--- Working data ---
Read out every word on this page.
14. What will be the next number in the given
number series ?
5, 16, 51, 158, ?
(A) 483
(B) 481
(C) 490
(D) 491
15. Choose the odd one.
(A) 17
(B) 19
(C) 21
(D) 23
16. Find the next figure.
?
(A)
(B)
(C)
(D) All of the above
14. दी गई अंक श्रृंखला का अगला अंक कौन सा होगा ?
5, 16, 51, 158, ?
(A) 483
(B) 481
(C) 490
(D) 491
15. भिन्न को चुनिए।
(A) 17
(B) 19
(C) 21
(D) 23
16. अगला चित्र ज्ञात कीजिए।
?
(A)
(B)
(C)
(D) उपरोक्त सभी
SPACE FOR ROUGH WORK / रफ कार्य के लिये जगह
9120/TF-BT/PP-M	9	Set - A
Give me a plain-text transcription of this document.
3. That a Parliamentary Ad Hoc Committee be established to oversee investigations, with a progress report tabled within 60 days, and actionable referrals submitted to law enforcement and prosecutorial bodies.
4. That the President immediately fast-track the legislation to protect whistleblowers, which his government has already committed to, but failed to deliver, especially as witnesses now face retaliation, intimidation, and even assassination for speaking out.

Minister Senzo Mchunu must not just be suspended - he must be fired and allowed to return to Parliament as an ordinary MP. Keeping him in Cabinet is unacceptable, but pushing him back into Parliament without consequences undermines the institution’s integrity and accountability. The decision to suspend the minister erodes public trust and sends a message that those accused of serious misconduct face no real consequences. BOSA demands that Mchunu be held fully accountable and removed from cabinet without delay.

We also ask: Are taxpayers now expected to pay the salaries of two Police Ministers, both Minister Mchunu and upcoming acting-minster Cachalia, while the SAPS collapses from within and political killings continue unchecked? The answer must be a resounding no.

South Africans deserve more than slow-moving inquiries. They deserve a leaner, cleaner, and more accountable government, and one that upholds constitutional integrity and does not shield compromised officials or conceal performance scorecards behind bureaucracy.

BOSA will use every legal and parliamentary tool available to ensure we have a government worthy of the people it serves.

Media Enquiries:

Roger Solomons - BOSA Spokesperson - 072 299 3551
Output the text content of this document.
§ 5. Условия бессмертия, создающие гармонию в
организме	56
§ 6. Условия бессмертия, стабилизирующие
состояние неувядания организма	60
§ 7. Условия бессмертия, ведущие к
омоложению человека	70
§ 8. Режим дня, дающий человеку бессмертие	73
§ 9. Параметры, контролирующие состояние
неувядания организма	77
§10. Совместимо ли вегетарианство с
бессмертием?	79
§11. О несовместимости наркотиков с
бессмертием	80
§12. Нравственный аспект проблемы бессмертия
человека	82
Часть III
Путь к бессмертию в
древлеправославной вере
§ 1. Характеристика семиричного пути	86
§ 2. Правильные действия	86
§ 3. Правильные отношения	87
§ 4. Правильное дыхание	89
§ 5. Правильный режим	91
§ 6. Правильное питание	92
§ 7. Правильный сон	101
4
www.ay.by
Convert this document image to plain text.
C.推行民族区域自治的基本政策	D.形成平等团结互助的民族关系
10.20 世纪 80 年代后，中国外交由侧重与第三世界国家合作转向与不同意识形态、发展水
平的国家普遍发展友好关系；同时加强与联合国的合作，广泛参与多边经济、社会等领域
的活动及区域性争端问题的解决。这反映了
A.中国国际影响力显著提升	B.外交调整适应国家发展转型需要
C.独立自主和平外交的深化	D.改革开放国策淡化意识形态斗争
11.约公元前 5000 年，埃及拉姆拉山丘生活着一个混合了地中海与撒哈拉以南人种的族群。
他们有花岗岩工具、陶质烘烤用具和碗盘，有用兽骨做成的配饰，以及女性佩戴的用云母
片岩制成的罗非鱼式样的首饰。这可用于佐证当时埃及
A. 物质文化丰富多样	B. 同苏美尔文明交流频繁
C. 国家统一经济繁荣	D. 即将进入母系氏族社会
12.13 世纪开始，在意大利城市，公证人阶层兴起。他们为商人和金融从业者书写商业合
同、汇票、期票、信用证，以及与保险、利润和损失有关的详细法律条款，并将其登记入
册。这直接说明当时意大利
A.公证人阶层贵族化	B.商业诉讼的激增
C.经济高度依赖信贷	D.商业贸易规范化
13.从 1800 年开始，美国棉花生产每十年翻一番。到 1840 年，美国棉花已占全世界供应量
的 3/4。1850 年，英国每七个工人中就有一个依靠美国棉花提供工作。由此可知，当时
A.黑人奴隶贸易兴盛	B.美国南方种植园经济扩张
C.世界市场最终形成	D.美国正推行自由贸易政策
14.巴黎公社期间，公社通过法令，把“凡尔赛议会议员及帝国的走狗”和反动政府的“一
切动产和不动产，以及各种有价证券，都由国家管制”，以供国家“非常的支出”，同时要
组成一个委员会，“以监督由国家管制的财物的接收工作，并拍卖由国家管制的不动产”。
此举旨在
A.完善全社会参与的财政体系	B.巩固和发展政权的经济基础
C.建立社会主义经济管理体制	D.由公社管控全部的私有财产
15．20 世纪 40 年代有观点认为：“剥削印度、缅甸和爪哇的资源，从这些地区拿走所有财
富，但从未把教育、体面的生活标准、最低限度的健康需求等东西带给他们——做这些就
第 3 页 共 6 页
---
_Written request_
List all lines from the entries that include the word "number".

_Task output_
14. What will be the next number in the given
number series ?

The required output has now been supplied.